- [Exercise brief]
Extract, word for word, each line from the line holding "Transcribe this image's" through the end of the records. Omit every picture.

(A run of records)
· · · ·

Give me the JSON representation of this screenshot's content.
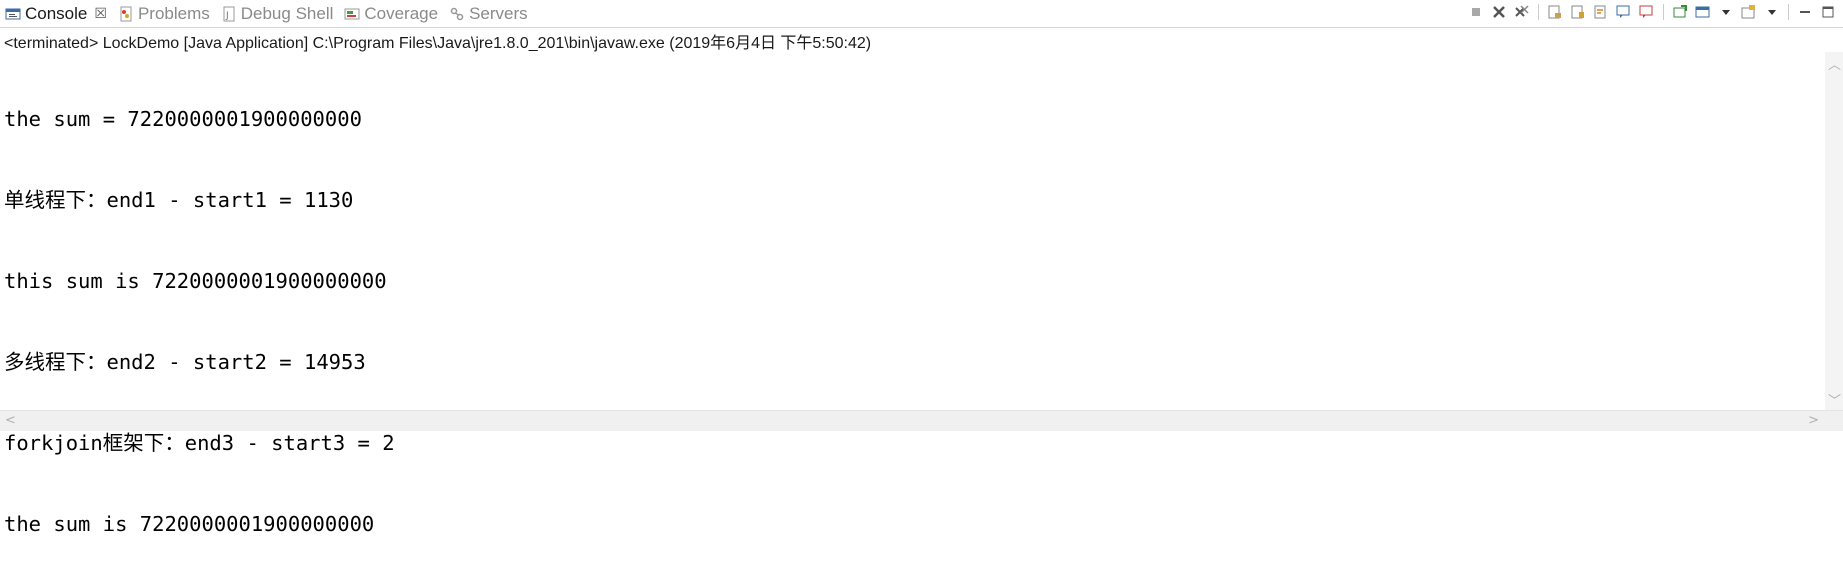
{
  "tabs": [
    {
      "label": "Console",
      "icon": "console-icon",
      "active": true,
      "closable": true
    },
    {
      "label": "Problems",
      "icon": "problems-icon",
      "active": false
    },
    {
      "label": "Debug Shell",
      "icon": "debug-shell-icon",
      "active": false
    },
    {
      "label": "Coverage",
      "icon": "coverage-icon",
      "active": false
    },
    {
      "label": "Servers",
      "icon": "servers-icon",
      "active": false
    }
  ],
  "tab_close_glyph": "☒",
  "status_line": "<terminated> LockDemo [Java Application] C:\\Program Files\\Java\\jre1.8.0_201\\bin\\javaw.exe (2019年6月4日 下午5:50:42)",
  "console_lines": [
    "the sum = 7220000001900000000",
    "单线程下：end1 - start1 = 1130",
    "this sum is 7220000001900000000",
    "多线程下：end2 - start2 = 14953",
    "forkjoin框架下：end3 - start3 = 2",
    "the sum is 7220000001900000000"
  ],
  "toolbar_icons": [
    "terminate-icon",
    "remove-launch-icon",
    "remove-all-terminated-icon",
    "clear-console-icon",
    "scroll-lock-icon",
    "word-wrap-icon",
    "show-on-stdout-icon",
    "show-on-stderr-icon",
    "pin-console-icon",
    "display-console-icon",
    "open-console-icon",
    "minimize-icon",
    "maximize-icon"
  ],
  "colors": {
    "accent": "#1e6fbf",
    "terminate": "#a0a0a0"
  }
}
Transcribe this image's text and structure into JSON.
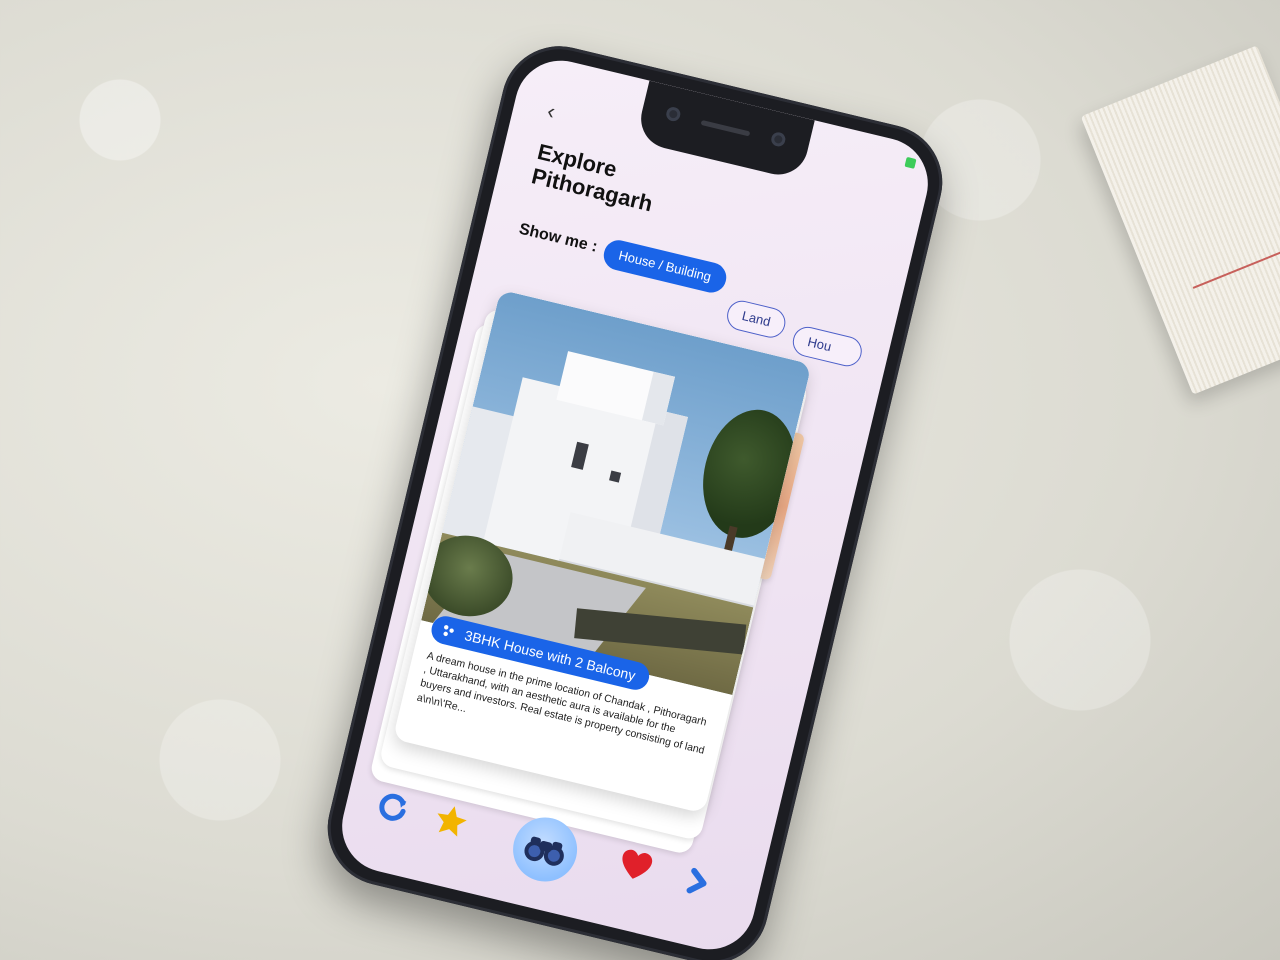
{
  "header": {
    "back_label": "‹",
    "title_line1": "Explore",
    "title_line2": "Pithoragarh"
  },
  "filters": {
    "label": "Show me :",
    "chips": [
      {
        "label": "House / Building",
        "active": true
      },
      {
        "label": "Land",
        "active": false
      },
      {
        "label": "Hou",
        "active": false
      }
    ]
  },
  "listing": {
    "title": "3BHK House with 2 Balcony",
    "description": "A dream house in the prime location of Chandak , Pithoragarh , Uttarakhand, with an aesthetic aura is available for the buyers and investors. Real estate is property consisting of land a\\n\\n\\'Re..."
  },
  "bottom_nav": {
    "refresh_icon": "refresh-icon",
    "star_icon": "star-icon",
    "explore_icon": "binoculars-icon",
    "heart_icon": "heart-icon",
    "next_icon": "chevron-right-icon"
  },
  "colors": {
    "accent": "#1a64e8",
    "screen_bg": "#f3e9f5",
    "heart": "#e0202a",
    "star": "#f2b400",
    "refresh": "#2a6fe0"
  }
}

· · · ·

- [Complete answer]
Transcribe this image's text and structure into JSON.
{
  "header": {
    "back_label": "‹",
    "title_line1": "Explore",
    "title_line2": "Pithoragarh"
  },
  "filters": {
    "label": "Show me :",
    "chips": [
      {
        "label": "House / Building",
        "active": true
      },
      {
        "label": "Land",
        "active": false
      },
      {
        "label": "Hou",
        "active": false
      }
    ]
  },
  "listing": {
    "title": "3BHK House with 2 Balcony",
    "description": "A dream house in the prime location of Chandak , Pithoragarh , Uttarakhand, with an aesthetic aura is available for the buyers and investors. Real estate is property consisting of land a\\n\\n\\'Re..."
  },
  "bottom_nav": {
    "refresh_icon": "refresh-icon",
    "star_icon": "star-icon",
    "explore_icon": "binoculars-icon",
    "heart_icon": "heart-icon",
    "next_icon": "chevron-right-icon"
  },
  "colors": {
    "accent": "#1a64e8",
    "screen_bg": "#f3e9f5",
    "heart": "#e0202a",
    "star": "#f2b400",
    "refresh": "#2a6fe0"
  }
}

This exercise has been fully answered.